The numbers are huge, but what exactly are we talking about? The principle is quite simple: one or more presenters (often celebrities or influencers) present an online live show and showcase products that can be bought on the platform. The shows are usually entertainment-forward and highly interactive, unlike their spiritual predecessor: TV shopping programmes. Viewers don’t just get to buy products right away, but can often chat with each other, the presenter and/or a chat team as well, while other forms of engagement are also possible.

Ultimately, live stream e-commerce marks the convergence of two rising stars in the digital sphere: the growth of e-commerce itself and the growth of video content.

The Western world and live stream e-commerce


Facebook Live Shopping

The West is still struggling to catch up with China in this area, but it is evident that platforms seem to see its potential value. For example, Amazon (since 2019) and TikTok have already started experimenting with brands and retailers, and Facebook is not sitting still either, offering the option of selling products via live video.
The U.S. market is starting to stir, though, and according to Business Insider this live stream e-commerce market could be worth $25 billion by 2023.

++++++++++++++++++++

- Work instructions
Transcribe the passage on live stream e-commerce from "The West is" up to and including "via live video.".

++++++++++++++++++++

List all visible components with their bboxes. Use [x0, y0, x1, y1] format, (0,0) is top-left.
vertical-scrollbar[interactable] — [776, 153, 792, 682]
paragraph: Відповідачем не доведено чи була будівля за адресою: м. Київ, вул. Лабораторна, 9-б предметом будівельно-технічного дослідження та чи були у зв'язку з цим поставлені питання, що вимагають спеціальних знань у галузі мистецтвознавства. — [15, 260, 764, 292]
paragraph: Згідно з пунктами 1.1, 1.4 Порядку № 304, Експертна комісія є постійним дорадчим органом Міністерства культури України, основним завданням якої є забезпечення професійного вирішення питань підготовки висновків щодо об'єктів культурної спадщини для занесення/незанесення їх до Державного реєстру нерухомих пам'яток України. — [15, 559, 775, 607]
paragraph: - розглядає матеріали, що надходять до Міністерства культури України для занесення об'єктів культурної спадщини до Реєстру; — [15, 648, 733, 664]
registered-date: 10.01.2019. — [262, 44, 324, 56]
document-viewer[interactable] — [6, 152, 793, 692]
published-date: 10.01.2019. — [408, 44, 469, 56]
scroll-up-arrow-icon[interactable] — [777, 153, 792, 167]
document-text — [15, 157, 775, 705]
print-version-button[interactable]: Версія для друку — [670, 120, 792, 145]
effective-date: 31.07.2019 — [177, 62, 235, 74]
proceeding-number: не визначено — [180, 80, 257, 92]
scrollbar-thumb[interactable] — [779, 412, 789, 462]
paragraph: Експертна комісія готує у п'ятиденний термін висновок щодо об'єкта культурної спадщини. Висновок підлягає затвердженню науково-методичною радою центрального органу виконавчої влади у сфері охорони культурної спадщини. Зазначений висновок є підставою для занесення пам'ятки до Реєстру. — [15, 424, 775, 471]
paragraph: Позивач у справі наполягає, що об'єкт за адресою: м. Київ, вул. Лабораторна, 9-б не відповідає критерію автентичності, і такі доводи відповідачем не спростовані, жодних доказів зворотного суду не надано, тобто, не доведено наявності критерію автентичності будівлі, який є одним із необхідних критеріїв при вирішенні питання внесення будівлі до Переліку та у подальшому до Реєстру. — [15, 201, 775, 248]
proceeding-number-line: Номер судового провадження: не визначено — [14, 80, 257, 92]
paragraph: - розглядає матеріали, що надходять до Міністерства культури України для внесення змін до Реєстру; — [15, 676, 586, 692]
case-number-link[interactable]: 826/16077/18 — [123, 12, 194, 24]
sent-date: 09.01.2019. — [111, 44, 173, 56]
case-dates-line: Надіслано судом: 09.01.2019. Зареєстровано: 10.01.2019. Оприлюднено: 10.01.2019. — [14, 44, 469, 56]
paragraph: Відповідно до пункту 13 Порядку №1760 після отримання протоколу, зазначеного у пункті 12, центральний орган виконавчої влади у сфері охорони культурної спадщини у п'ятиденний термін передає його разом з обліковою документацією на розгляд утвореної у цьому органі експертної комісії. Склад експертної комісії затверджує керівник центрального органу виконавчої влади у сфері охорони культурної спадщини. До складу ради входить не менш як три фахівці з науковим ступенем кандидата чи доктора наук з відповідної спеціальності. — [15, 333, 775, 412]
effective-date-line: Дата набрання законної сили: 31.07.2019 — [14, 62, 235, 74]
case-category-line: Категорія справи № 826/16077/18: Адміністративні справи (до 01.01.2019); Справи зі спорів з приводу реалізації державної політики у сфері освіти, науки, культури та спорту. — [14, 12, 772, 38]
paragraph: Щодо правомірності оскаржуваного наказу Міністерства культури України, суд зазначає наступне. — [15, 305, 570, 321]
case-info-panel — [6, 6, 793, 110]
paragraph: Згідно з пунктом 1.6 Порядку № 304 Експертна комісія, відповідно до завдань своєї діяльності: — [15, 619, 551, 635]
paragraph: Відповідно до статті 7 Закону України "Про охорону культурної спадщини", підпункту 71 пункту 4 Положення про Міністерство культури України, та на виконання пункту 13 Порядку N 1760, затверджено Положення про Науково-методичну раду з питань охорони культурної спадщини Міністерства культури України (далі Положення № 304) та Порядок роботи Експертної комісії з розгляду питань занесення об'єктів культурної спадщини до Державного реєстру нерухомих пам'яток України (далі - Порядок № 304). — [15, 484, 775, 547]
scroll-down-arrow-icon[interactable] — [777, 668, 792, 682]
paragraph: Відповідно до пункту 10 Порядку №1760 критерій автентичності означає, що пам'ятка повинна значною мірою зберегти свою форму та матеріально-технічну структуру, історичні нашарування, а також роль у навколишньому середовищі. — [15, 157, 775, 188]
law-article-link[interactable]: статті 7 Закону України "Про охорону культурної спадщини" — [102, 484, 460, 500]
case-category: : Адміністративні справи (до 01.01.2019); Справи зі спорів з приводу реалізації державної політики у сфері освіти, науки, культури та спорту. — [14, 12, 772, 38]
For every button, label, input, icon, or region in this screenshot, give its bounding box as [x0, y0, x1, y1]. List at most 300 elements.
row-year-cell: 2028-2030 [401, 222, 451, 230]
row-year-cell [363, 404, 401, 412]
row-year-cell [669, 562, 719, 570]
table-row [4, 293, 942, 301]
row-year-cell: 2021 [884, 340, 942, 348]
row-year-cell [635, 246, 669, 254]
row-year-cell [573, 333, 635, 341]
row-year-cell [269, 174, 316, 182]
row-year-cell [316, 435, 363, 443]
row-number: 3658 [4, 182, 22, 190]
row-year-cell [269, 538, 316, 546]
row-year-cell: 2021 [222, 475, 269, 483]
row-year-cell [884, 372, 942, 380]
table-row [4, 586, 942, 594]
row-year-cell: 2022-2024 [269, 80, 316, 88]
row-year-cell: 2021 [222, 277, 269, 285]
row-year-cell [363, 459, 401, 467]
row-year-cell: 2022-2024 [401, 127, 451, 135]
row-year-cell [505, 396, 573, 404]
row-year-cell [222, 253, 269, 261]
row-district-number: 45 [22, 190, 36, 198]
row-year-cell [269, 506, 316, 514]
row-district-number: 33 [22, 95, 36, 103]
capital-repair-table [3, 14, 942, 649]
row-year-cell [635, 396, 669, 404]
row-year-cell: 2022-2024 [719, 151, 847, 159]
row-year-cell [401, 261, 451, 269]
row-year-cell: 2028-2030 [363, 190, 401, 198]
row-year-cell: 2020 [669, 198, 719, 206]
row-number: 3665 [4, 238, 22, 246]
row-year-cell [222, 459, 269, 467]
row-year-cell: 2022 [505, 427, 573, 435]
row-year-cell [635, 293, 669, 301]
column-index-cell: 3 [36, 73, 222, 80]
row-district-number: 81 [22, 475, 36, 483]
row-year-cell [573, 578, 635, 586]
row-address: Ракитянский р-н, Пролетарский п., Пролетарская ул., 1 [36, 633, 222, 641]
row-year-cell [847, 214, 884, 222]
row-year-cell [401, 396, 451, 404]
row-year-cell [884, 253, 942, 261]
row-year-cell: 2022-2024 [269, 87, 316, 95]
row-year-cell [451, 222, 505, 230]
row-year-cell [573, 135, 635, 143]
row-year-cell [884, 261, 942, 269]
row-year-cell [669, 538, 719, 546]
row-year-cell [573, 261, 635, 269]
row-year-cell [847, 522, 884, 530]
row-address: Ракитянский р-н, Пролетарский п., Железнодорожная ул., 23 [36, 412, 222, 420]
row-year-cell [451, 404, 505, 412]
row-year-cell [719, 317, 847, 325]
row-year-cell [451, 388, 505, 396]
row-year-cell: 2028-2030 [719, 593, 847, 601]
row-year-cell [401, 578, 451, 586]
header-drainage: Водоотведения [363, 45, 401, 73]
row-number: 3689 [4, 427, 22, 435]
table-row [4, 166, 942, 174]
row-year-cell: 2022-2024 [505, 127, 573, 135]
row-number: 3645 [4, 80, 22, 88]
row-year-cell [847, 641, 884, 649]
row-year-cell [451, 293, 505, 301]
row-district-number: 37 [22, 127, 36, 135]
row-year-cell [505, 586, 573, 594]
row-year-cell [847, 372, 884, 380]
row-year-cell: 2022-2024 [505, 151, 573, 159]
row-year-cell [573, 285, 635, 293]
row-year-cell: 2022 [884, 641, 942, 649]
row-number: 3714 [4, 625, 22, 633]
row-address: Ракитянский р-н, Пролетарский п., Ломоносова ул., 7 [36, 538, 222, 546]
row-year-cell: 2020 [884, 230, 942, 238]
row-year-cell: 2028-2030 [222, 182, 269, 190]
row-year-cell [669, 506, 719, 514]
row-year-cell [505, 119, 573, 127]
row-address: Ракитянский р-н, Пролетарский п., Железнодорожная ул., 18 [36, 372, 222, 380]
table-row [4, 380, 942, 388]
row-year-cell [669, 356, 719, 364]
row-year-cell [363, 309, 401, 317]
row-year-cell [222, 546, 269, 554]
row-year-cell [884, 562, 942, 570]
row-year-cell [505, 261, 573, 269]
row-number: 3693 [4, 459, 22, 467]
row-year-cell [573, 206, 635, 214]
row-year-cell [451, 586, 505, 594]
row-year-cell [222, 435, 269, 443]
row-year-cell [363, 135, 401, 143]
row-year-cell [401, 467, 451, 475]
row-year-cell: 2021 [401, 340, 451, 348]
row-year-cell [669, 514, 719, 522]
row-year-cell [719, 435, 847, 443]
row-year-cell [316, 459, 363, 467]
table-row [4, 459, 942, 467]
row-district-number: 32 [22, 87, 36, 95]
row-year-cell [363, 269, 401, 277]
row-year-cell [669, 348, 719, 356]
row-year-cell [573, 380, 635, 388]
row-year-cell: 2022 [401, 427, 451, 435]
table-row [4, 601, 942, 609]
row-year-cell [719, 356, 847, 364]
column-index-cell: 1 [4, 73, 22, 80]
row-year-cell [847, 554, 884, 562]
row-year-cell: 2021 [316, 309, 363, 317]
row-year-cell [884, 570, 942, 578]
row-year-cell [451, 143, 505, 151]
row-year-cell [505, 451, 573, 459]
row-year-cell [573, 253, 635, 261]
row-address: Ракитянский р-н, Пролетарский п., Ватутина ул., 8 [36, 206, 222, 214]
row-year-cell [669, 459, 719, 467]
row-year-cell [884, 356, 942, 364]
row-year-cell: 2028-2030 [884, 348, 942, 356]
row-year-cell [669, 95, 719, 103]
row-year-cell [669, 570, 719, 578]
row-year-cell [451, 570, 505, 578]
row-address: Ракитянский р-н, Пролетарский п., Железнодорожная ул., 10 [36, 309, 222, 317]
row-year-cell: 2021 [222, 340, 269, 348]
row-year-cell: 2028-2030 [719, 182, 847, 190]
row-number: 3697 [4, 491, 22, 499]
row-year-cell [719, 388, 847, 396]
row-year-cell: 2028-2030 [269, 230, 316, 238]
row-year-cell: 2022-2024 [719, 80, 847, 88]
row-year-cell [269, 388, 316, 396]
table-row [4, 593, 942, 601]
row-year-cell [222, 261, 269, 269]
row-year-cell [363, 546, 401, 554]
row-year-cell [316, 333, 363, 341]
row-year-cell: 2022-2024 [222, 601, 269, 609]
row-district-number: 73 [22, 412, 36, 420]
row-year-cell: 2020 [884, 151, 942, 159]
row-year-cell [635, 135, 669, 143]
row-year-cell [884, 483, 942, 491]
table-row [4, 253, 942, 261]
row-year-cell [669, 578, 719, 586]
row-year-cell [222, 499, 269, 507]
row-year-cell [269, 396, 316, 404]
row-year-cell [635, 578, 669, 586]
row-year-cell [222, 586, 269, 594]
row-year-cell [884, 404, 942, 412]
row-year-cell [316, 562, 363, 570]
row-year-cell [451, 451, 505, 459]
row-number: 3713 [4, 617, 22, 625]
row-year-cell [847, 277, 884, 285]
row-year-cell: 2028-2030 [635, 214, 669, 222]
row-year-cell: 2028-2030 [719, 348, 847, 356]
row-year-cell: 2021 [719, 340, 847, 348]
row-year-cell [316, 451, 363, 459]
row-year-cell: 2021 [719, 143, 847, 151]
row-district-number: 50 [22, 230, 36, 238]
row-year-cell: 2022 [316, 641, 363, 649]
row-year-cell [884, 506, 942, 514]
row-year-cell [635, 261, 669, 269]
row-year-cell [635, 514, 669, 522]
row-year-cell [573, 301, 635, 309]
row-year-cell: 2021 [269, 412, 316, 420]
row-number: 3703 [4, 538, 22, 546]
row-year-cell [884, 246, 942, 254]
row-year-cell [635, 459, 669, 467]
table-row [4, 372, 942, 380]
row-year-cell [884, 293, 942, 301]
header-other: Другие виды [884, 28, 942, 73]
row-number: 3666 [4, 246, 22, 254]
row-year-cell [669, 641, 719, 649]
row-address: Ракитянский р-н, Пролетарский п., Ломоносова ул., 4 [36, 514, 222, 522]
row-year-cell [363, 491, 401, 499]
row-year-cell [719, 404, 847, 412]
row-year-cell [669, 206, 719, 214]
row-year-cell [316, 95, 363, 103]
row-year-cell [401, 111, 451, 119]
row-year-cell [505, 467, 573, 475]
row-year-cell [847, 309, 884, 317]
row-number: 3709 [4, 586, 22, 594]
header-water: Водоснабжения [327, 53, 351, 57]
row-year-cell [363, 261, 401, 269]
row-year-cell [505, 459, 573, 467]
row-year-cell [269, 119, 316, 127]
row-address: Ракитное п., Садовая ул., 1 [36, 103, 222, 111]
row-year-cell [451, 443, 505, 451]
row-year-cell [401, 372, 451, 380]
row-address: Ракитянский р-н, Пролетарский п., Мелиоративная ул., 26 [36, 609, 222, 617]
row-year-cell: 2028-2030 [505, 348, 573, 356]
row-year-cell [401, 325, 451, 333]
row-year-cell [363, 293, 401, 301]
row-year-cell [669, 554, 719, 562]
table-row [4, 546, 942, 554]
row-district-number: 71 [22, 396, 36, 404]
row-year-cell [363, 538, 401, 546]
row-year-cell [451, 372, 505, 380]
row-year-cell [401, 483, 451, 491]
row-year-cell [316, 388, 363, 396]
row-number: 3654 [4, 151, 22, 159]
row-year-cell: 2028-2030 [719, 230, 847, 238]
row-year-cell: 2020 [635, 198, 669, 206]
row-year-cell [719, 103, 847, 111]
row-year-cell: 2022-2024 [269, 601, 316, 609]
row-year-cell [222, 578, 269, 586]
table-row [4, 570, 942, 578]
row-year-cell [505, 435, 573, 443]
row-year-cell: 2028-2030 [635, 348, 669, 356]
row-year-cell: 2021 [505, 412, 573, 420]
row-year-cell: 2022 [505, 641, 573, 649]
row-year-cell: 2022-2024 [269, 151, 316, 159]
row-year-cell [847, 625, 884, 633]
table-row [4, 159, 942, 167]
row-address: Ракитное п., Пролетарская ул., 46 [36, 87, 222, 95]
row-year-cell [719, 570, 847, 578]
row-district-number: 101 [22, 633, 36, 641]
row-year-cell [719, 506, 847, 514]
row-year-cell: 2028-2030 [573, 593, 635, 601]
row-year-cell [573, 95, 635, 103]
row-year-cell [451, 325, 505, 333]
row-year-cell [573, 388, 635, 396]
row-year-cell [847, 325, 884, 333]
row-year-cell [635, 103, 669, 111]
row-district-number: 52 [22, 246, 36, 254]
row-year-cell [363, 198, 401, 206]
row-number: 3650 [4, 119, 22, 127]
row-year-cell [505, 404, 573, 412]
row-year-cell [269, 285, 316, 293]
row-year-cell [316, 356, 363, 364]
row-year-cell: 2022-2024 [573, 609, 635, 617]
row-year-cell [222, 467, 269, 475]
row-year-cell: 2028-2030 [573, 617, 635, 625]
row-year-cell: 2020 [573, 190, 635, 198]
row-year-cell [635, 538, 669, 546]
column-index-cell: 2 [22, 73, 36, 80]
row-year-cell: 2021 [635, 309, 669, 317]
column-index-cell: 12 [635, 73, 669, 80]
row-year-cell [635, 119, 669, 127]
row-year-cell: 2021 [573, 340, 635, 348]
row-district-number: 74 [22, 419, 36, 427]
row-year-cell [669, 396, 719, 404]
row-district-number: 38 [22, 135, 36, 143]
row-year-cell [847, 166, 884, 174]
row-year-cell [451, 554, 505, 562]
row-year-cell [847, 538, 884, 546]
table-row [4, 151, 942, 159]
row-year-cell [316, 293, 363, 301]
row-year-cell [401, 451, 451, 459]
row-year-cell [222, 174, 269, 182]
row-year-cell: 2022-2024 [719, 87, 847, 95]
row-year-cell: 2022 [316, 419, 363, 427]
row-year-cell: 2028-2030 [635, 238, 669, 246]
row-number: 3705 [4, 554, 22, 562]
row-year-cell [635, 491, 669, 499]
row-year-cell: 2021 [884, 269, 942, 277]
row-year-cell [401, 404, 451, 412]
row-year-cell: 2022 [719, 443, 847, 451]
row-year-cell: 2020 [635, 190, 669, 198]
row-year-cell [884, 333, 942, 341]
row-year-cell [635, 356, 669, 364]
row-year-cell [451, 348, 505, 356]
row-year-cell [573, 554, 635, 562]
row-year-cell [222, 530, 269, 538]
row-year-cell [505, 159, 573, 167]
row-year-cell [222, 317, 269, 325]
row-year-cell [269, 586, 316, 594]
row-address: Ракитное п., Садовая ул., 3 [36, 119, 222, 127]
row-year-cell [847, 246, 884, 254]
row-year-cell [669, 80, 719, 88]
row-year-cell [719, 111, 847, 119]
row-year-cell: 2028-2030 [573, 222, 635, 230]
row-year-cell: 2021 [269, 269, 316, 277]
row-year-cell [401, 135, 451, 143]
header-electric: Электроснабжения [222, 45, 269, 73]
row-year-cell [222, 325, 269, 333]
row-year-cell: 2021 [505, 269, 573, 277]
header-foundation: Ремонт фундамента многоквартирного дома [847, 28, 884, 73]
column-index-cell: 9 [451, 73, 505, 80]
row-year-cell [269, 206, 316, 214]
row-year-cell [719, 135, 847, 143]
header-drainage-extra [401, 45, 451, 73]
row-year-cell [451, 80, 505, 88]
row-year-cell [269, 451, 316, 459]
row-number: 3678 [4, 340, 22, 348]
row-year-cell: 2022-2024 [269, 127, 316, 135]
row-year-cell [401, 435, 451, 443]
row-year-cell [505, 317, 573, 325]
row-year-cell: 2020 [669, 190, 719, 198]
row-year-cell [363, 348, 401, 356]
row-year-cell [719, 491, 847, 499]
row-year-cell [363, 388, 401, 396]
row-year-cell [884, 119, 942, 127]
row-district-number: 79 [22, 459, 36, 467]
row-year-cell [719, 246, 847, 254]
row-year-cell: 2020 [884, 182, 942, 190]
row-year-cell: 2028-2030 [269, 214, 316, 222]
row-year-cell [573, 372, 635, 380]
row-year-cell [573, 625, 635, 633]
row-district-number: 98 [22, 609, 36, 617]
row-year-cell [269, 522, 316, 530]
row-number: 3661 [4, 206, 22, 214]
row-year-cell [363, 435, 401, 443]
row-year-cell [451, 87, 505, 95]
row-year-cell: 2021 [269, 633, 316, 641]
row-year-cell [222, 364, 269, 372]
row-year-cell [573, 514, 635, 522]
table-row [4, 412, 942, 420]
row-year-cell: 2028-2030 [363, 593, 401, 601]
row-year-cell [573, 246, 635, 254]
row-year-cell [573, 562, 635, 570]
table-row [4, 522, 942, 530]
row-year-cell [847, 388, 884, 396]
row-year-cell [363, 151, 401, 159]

++++++++++++++++++++

- Answer to the task
The West is still struggling to catch up with China in this area, but it is evident that platforms seem to see its potential value. For example, Amazon (since 2019) and TikTok have already started experimenting with brands and retailers, and Facebook is not sitting still either, offering the option of selling products via live video.